• [Exercise objective]: What is the number of lines in the entries that include the word "revenue"? Respond with the number only.

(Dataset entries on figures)

----

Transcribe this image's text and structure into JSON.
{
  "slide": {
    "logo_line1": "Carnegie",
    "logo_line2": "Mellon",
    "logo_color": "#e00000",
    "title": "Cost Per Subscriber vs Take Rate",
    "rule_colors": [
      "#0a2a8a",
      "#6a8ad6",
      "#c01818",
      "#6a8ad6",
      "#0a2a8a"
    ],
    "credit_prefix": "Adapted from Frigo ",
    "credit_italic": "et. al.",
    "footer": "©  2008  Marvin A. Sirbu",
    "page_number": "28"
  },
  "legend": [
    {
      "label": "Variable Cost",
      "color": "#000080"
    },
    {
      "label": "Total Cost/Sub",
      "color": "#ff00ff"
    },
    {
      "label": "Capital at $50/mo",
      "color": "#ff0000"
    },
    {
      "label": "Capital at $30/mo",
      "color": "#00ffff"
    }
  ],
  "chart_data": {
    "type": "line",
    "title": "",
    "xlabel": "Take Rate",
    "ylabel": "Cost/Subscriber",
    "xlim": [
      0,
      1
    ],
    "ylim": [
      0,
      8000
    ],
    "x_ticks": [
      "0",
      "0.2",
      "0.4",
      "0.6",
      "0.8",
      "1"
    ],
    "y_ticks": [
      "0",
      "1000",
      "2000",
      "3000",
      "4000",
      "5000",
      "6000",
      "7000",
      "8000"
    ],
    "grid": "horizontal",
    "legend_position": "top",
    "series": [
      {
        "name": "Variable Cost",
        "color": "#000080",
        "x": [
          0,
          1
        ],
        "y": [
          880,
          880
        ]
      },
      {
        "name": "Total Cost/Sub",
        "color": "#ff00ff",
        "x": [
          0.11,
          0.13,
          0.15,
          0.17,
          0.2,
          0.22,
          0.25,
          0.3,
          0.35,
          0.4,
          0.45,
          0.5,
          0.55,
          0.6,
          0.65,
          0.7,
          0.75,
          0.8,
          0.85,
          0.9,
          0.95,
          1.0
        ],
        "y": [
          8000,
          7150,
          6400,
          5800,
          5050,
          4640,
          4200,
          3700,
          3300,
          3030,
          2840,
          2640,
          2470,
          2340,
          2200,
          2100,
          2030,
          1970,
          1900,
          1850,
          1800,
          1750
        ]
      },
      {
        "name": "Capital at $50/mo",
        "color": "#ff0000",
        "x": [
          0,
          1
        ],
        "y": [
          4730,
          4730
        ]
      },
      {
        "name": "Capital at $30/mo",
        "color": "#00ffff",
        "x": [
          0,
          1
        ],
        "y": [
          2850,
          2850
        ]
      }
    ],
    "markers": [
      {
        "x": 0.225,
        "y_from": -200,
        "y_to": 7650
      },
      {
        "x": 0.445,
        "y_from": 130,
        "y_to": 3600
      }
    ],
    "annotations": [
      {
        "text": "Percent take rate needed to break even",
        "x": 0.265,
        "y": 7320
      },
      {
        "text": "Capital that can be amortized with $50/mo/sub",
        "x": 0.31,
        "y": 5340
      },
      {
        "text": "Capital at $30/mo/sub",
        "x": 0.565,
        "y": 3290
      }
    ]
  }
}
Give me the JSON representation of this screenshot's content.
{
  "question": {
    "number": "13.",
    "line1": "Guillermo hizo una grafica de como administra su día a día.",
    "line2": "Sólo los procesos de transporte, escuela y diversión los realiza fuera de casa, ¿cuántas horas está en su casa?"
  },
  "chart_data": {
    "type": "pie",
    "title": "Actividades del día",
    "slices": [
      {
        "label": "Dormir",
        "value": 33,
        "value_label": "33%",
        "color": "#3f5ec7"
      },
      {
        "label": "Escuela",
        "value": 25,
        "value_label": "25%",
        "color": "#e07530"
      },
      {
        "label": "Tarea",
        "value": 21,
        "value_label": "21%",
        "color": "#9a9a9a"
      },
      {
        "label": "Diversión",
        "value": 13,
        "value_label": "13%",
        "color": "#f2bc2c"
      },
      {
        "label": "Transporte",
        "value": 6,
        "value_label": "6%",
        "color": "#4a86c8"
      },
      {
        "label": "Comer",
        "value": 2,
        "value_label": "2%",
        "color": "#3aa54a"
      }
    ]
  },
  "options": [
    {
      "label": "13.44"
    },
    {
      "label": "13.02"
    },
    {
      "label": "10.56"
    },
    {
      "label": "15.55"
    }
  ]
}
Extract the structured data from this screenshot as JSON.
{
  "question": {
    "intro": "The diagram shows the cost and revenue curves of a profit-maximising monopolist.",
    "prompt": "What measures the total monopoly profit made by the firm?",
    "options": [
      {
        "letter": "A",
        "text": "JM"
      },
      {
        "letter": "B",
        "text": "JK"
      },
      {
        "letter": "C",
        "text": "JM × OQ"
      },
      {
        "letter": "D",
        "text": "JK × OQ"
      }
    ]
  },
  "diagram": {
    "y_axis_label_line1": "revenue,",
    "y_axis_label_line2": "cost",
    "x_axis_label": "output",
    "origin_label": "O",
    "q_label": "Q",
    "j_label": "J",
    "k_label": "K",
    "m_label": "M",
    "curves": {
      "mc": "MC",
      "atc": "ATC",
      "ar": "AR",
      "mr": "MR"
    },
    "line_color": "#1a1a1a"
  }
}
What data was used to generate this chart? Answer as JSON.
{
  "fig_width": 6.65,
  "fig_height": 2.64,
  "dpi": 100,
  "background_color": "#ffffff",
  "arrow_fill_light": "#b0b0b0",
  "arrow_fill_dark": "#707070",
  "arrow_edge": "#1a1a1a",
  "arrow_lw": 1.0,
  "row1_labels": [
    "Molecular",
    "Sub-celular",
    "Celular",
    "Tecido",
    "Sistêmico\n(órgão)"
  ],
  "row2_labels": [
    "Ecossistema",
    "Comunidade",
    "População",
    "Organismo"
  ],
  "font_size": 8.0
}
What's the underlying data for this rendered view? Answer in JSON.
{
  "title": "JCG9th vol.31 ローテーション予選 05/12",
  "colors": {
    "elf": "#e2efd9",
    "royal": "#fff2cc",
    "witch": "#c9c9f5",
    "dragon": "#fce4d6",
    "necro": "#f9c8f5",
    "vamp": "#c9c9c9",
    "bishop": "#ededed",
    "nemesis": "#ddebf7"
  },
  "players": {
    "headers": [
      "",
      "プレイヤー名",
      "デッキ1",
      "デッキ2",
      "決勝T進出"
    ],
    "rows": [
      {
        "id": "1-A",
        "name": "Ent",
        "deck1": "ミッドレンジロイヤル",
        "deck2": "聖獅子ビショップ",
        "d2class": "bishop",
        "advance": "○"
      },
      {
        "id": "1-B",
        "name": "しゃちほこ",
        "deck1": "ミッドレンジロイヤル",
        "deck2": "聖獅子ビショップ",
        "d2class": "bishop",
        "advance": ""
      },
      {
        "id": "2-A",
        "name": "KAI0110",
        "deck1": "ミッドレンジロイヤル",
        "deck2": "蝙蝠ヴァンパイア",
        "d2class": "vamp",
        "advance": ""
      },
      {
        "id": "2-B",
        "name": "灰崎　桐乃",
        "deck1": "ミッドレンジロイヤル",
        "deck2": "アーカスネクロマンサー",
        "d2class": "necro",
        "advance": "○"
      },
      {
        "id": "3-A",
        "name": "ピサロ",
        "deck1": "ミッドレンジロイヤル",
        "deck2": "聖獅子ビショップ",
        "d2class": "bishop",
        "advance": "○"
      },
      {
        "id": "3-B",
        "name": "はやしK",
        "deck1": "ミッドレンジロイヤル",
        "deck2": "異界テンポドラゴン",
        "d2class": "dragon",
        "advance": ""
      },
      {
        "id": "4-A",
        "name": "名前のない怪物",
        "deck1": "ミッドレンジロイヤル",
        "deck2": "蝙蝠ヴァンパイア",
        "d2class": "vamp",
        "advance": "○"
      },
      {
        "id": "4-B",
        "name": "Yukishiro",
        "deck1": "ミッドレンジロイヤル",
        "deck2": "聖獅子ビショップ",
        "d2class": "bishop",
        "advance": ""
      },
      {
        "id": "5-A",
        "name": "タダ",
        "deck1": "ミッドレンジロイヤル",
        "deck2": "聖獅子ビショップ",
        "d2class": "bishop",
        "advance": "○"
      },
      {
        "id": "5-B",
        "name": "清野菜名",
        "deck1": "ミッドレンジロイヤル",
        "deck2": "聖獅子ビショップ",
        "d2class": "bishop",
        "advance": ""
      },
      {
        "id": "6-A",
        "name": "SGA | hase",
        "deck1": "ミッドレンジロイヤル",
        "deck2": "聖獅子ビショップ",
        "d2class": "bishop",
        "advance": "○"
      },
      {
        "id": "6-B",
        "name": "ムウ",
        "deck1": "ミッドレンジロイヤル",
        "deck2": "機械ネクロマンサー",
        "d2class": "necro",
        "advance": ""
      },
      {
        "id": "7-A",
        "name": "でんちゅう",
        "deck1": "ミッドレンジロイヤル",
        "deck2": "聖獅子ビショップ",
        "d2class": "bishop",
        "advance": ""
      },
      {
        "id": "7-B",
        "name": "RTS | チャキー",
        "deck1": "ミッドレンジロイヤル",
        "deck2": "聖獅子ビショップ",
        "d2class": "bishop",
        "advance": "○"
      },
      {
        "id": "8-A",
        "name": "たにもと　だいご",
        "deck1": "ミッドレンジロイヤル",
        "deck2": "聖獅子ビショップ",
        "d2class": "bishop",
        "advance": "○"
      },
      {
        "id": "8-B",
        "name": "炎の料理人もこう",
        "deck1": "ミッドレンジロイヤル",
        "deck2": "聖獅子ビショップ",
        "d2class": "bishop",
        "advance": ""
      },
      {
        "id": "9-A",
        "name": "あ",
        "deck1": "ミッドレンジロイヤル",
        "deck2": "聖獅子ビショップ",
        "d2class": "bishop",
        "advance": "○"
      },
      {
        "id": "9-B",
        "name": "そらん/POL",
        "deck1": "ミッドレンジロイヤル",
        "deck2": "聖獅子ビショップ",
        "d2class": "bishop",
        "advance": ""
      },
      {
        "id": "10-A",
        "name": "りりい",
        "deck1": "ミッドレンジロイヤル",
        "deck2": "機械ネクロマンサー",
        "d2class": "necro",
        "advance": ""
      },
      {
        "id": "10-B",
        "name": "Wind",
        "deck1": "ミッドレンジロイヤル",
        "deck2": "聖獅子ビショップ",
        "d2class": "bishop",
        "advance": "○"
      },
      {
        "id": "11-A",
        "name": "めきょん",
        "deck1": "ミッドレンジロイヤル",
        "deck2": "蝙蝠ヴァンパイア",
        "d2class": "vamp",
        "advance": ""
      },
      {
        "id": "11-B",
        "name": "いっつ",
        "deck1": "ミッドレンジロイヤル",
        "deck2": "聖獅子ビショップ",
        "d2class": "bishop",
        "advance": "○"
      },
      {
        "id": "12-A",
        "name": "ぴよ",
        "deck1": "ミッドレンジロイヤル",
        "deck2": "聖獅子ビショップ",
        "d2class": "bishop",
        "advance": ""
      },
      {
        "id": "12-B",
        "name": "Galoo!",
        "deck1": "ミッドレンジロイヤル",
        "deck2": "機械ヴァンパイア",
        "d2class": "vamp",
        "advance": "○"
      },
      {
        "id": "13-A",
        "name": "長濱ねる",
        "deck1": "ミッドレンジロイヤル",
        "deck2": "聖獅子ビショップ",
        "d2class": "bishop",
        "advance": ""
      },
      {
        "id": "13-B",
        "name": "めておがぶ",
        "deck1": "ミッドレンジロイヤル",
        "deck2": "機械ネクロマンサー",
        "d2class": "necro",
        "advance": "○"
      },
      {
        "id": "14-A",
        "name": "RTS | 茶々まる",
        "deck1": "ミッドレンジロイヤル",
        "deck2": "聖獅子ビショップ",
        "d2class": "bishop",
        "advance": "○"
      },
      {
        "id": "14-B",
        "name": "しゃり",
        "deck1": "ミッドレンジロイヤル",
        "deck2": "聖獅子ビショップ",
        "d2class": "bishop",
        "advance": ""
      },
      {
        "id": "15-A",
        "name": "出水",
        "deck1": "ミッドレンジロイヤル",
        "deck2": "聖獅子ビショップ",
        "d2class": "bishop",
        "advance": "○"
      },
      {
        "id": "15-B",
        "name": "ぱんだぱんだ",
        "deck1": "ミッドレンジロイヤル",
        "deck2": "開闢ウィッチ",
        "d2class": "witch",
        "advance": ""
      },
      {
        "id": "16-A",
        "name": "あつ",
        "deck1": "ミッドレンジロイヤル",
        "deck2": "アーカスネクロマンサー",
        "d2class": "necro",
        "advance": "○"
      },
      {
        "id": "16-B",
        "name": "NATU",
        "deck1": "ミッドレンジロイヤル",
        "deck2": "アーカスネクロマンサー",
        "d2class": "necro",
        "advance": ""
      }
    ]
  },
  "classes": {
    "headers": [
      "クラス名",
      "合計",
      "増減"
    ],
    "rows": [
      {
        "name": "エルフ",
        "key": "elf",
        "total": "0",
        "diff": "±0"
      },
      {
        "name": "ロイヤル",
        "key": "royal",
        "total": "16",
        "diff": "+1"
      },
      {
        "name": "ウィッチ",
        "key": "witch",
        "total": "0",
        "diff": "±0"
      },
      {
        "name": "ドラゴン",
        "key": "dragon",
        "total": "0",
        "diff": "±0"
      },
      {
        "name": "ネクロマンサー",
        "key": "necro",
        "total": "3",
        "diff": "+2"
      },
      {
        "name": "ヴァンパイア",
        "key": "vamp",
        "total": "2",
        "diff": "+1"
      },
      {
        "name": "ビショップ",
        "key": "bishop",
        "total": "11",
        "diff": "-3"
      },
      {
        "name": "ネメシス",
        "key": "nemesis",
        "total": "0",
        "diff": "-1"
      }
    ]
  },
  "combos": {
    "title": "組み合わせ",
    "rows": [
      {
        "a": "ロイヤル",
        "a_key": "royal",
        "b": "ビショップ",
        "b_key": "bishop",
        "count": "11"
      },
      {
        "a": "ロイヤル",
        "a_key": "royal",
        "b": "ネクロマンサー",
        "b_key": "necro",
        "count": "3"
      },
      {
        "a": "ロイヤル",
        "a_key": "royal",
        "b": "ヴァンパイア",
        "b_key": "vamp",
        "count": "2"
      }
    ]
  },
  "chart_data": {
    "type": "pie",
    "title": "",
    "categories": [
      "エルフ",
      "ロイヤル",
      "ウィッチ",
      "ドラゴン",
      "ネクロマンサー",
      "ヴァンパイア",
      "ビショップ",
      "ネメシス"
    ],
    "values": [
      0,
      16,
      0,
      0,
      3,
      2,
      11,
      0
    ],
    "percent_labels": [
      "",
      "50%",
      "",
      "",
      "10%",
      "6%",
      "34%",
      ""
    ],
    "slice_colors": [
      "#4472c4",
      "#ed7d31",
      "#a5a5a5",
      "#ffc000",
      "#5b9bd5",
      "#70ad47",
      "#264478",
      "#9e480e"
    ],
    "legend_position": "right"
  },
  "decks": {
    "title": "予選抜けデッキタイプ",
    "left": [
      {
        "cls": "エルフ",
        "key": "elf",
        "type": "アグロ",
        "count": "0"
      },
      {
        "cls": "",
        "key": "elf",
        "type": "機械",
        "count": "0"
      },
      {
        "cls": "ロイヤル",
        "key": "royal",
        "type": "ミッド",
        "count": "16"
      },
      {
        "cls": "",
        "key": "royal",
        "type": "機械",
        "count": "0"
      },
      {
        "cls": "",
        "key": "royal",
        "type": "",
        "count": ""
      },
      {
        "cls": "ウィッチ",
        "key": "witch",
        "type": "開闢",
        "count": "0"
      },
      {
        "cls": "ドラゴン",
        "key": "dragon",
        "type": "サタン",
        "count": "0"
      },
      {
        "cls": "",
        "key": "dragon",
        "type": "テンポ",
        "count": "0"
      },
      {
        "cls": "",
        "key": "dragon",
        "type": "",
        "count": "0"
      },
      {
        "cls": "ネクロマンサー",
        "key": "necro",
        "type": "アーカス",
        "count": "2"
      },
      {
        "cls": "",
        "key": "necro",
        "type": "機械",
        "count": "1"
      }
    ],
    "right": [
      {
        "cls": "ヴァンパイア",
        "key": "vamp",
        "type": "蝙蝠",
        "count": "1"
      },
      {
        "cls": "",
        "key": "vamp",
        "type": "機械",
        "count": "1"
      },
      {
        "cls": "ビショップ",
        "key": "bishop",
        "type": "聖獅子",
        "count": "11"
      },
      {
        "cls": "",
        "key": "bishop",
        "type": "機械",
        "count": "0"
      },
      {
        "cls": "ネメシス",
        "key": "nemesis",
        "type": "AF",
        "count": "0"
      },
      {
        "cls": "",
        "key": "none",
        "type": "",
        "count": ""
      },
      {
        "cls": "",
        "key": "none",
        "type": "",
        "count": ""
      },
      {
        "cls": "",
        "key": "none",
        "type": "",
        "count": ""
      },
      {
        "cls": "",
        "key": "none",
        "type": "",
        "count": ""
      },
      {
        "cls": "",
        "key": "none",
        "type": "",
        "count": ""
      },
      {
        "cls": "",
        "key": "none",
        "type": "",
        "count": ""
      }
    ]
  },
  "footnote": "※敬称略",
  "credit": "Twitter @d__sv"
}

----

• [Solved problem]: 2